Contesta con datos del fragmento proporcionado sobre «Aida»:
1. ¿Quién firmó el libreto de la ópera?
2. ¿En qué año se presentó antes esta misma producción en el escenario del Real?
3. ¿Cómo se llama el coro titular del teatro?

FRAGMENTO PROPORCIONADO:
============
Dentro del Teatro Real de Madrid suena ese murmullo que adelanta lo bello, lo inmutable. Hay que ser muy bruto, hay que hacer un esfuerzo descomunal, para que la óperas de Verdi se conviertan en una tortura o en algo desagradable. Y con la partitura en la mano, ni verano eterno, ni guerra, ni nada conocido sirve para que lo que escribió el compositor italiano se convierta en una rareza más de nuestra realidad. Por ejemplo, «Aida» siempre será «Aida».
«Aida» es una ópera compuesta por Giuseppe Verdi. El libreto lo firmó Antonio Ghislandozi y, para lo que eran los argumentos operísticos de la época, no está nada mal. La producción que presenta el Real ya la pudimos disfrutar el año 1998 en este mismo escenario. «Aida» es una ópera que gusta mucho a los aficionados y a los que se acercan por primera vez. Contiene, por ejemplo, una ‘Marcha Triunfal’ famosísima para la que Verdi creo unos instrumentos a la medida. Si es bueno ir al teatro habiendo escuchado la ópera anteriormente, resulta muy atractivo para los más novatos escuchar algo que reconozcan. Ya sé que esto que digo forma parte de la periferia de la música, pero hay que ser realista y saber cómo funcionan las cosas en la platea porque a veces se nos olvida que en el teatro deberíamos disfrutar mucho más de lo que lo hacemos.
Hugo de Ana, el director de escena, llena de bailarines, de figurantes y de cantantes la caja escénica. Y los hace moverse de un lado a otro sin parar. Resulta algo incómodo -todo hay que decirlo- porque, además, de Ana presupone que el espectador perdonará una danza descoordinada y practicada por aficionados dada la gran simbología que, a cambio, encierra su idea. Y no. El espectador no suele hacer ejercicios intelectuales que vayan más allá del disfrute personal y esa simbología no es para tanto. Por ejemplo, el juego que trata de hacer Hugo de Ana con las cintas de colores (esas cintas, según su color, representan la unión con los ancestros y las momias, o la pasión femenina, o las cadenas que unen o apresan siendo las mismas, entre otras cosas) hay que descifrarlo y no creo yo que nadie vaya a la ópera con ganas de ponerse exquisito y dejan inéditas las intenciones de los profesionales. Por cierto, Hugo de Ana confunde lo grande con lo grandioso y eso hace que lo pretencioso se asome por el escenario.
Sin embargo, la función es divertida y agradable. Salvo esas cosas que, en realidad, pasan desapercibidas para casi todos, el resto convierte la tarde noche en una delicia. Por su parte, Nicola Luisotti, saca a relucir buena parte de lo que la Orquesta Titular del Teatro Real es capaz de ofrecer. Y no es poco. Sensible, cuidadoso con los cantantes, impetuoso si la trama lo requiere. Francamente, bien. El Coro Intermezzo, que es el Titular, está a la magnífica altura de siempre aunque esta vez la disposición en el escenario hace que las diferencias entre las voces femeninas y masculinas sea notable. Mejor ellas. Ellos en las alturas hacen lo que pueden. Aunque muy bien.
============
MATERIAL PROPORCIONADO:
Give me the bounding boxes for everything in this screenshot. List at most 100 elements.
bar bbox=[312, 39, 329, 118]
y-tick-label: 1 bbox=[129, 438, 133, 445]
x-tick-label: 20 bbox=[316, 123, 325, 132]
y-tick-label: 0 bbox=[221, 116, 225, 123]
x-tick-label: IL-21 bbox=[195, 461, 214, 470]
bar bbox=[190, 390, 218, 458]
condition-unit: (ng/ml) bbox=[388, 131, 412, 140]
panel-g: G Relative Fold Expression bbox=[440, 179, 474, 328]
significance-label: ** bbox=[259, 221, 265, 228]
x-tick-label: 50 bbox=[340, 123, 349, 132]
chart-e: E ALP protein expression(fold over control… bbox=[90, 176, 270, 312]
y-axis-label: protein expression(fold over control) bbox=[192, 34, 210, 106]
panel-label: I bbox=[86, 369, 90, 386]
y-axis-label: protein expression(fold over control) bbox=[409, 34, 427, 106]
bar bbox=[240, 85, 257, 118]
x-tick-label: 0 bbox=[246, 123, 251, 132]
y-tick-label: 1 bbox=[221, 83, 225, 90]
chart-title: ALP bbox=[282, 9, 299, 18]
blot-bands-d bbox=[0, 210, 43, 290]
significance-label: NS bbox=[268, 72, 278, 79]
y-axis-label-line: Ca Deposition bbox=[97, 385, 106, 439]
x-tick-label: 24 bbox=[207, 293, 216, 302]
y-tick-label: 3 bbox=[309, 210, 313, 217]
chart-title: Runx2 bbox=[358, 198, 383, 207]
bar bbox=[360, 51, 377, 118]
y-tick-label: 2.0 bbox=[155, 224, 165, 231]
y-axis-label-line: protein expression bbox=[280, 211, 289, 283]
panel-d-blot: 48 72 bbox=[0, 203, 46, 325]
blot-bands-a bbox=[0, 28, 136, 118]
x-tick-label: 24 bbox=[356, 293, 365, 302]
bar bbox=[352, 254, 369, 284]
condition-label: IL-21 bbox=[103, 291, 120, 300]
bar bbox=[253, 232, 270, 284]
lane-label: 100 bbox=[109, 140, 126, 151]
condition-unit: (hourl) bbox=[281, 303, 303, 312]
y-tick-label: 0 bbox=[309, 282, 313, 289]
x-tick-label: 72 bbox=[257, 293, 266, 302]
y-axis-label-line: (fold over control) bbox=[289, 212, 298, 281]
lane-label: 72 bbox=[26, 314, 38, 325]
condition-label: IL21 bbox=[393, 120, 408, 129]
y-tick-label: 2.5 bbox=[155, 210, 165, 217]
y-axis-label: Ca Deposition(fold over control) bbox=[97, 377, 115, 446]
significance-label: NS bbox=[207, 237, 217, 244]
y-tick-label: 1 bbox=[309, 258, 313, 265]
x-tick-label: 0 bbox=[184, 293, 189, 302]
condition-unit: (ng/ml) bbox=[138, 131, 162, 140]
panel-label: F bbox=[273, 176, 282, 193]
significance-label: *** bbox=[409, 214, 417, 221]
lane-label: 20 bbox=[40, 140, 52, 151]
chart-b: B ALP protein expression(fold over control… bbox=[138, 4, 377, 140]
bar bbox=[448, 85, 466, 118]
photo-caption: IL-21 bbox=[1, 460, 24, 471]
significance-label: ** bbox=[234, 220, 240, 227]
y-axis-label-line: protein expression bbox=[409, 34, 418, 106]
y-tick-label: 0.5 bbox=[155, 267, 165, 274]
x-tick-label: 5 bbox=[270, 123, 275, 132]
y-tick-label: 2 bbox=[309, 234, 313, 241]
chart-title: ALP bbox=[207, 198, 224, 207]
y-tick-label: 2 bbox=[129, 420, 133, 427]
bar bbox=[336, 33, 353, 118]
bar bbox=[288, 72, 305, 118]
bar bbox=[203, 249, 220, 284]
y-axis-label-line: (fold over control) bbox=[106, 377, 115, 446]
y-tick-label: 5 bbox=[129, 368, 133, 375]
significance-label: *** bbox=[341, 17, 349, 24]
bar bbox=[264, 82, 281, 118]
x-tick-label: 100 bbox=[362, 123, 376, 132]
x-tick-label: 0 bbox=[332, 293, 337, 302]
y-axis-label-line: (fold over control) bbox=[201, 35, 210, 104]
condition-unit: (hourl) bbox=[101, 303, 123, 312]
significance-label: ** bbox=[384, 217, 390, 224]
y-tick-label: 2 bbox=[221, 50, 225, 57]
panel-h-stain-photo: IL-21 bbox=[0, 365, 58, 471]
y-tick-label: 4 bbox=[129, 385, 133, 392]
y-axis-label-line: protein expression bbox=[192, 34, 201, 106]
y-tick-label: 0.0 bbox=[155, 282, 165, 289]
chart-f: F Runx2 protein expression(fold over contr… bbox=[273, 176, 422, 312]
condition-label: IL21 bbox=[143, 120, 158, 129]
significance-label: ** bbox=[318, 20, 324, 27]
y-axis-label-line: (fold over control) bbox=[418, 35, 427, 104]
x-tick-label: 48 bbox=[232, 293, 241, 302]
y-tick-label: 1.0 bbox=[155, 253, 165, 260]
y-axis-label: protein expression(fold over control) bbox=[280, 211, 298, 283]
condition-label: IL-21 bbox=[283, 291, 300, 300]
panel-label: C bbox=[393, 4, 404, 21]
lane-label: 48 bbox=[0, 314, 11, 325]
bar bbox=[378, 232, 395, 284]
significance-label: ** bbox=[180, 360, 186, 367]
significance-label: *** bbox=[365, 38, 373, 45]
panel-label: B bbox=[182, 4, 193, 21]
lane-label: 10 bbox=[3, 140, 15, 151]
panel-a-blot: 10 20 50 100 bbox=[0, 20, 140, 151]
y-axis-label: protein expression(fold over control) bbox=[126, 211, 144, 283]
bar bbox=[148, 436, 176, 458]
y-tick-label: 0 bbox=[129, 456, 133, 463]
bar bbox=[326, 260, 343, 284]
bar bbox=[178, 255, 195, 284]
============
SOLUCIÓN PROPUESTA:
1. Antonio Ghislandozi.
2. En 1998.
3. Coro Intermezzo.